§ **Task description**: Make an exact transcription of the material, leaving out all images.
• • • • •
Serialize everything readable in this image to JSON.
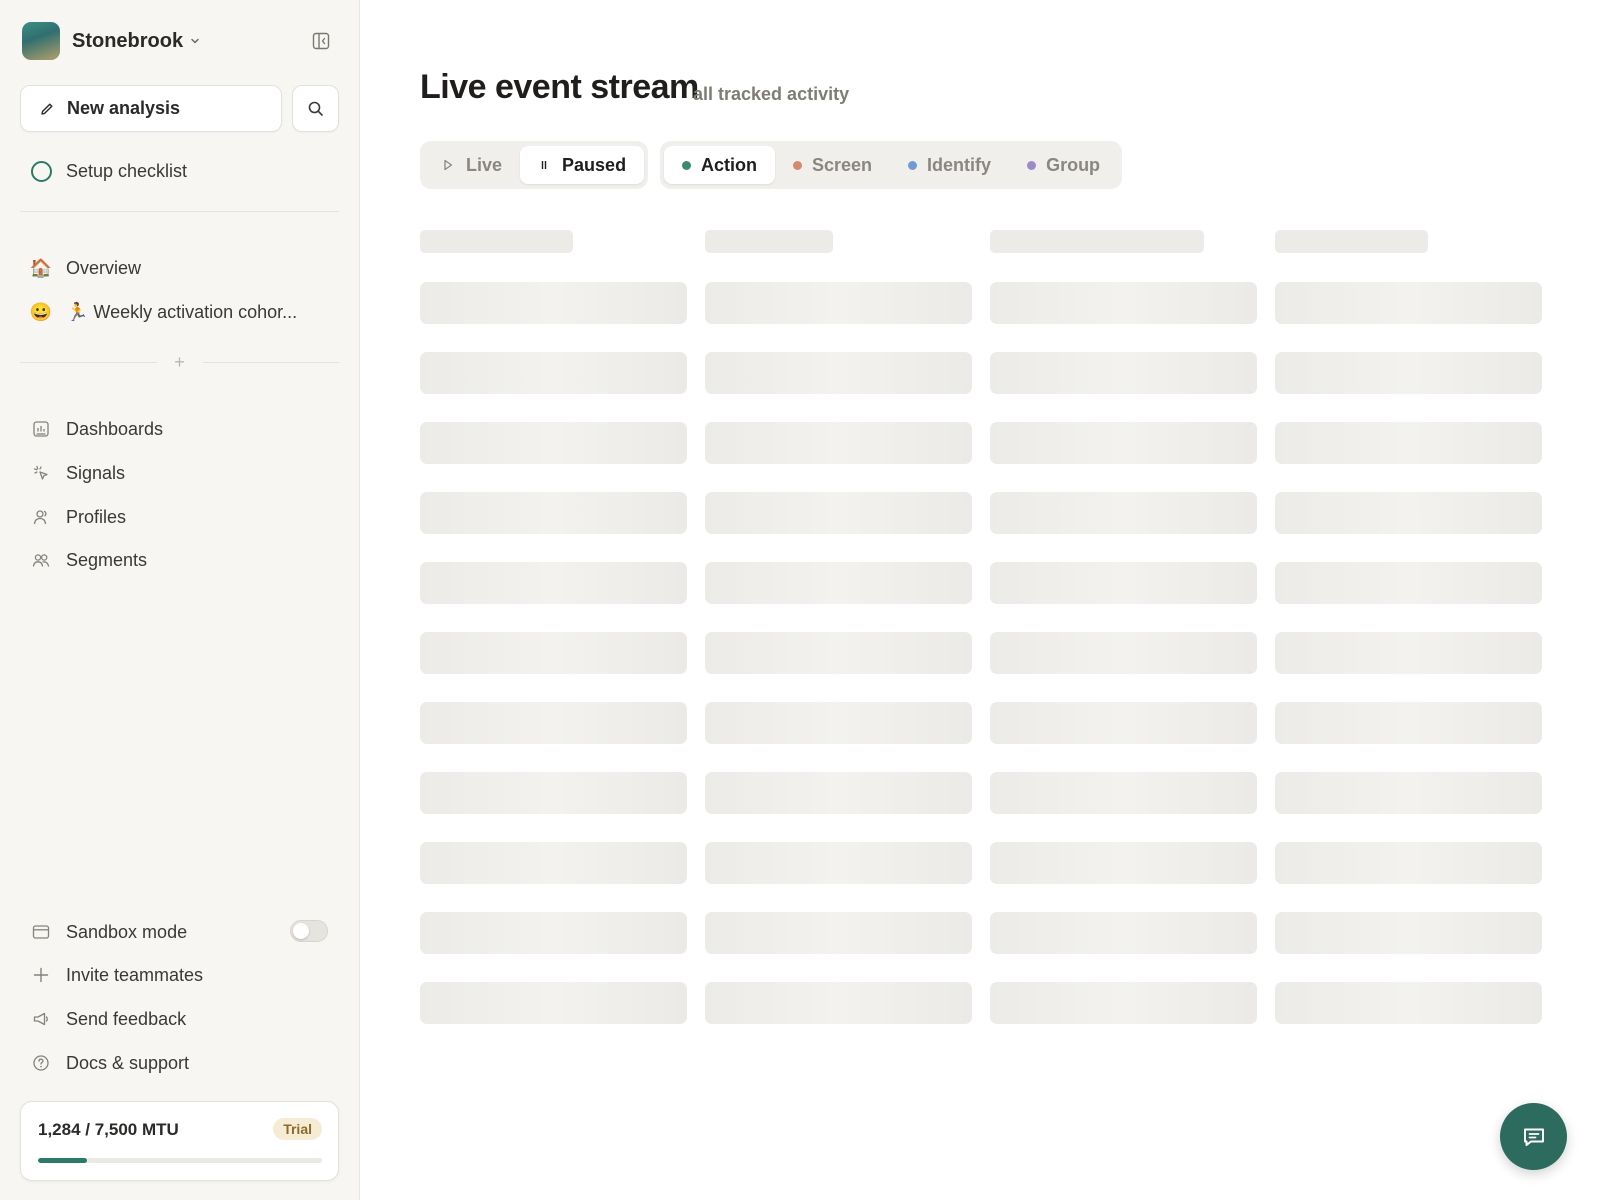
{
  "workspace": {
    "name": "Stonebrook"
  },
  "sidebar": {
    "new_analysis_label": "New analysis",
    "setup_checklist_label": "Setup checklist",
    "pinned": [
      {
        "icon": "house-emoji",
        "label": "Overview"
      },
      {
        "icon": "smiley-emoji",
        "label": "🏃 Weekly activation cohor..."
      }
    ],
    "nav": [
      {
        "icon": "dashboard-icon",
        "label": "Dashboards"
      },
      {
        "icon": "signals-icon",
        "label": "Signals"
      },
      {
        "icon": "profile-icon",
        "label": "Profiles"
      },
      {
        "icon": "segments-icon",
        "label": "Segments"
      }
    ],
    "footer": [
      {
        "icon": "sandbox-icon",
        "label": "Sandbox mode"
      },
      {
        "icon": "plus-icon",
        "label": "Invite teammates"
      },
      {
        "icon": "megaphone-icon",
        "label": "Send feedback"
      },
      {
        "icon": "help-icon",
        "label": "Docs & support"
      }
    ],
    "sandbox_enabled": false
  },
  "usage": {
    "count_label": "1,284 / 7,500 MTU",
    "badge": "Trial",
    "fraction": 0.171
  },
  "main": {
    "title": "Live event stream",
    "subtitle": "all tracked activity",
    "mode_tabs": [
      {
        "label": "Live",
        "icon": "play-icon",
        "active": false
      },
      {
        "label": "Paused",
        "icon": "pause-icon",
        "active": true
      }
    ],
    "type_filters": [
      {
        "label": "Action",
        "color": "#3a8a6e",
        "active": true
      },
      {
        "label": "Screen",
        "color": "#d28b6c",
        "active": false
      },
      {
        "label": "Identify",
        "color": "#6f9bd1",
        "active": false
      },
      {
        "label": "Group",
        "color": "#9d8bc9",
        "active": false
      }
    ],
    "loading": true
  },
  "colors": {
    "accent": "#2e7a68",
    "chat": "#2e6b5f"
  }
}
• • • • •
§ **The result**:
Serialize everything readable in this image to JSON.
{
  "workspace": {
    "name": "Stonebrook"
  },
  "sidebar": {
    "new_analysis_label": "New analysis",
    "setup_checklist_label": "Setup checklist",
    "pinned": [
      {
        "icon": "house-emoji",
        "label": "Overview"
      },
      {
        "icon": "smiley-emoji",
        "label": "🏃 Weekly activation cohor..."
      }
    ],
    "nav": [
      {
        "icon": "dashboard-icon",
        "label": "Dashboards"
      },
      {
        "icon": "signals-icon",
        "label": "Signals"
      },
      {
        "icon": "profile-icon",
        "label": "Profiles"
      },
      {
        "icon": "segments-icon",
        "label": "Segments"
      }
    ],
    "footer": [
      {
        "icon": "sandbox-icon",
        "label": "Sandbox mode"
      },
      {
        "icon": "plus-icon",
        "label": "Invite teammates"
      },
      {
        "icon": "megaphone-icon",
        "label": "Send feedback"
      },
      {
        "icon": "help-icon",
        "label": "Docs & support"
      }
    ],
    "sandbox_enabled": false
  },
  "usage": {
    "count_label": "1,284 / 7,500 MTU",
    "badge": "Trial",
    "fraction": 0.171
  },
  "main": {
    "title": "Live event stream",
    "subtitle": "all tracked activity",
    "mode_tabs": [
      {
        "label": "Live",
        "icon": "play-icon",
        "active": false
      },
      {
        "label": "Paused",
        "icon": "pause-icon",
        "active": true
      }
    ],
    "type_filters": [
      {
        "label": "Action",
        "color": "#3a8a6e",
        "active": true
      },
      {
        "label": "Screen",
        "color": "#d28b6c",
        "active": false
      },
      {
        "label": "Identify",
        "color": "#6f9bd1",
        "active": false
      },
      {
        "label": "Group",
        "color": "#9d8bc9",
        "active": false
      }
    ],
    "loading": true
  },
  "colors": {
    "accent": "#2e7a68",
    "chat": "#2e6b5f"
  }
}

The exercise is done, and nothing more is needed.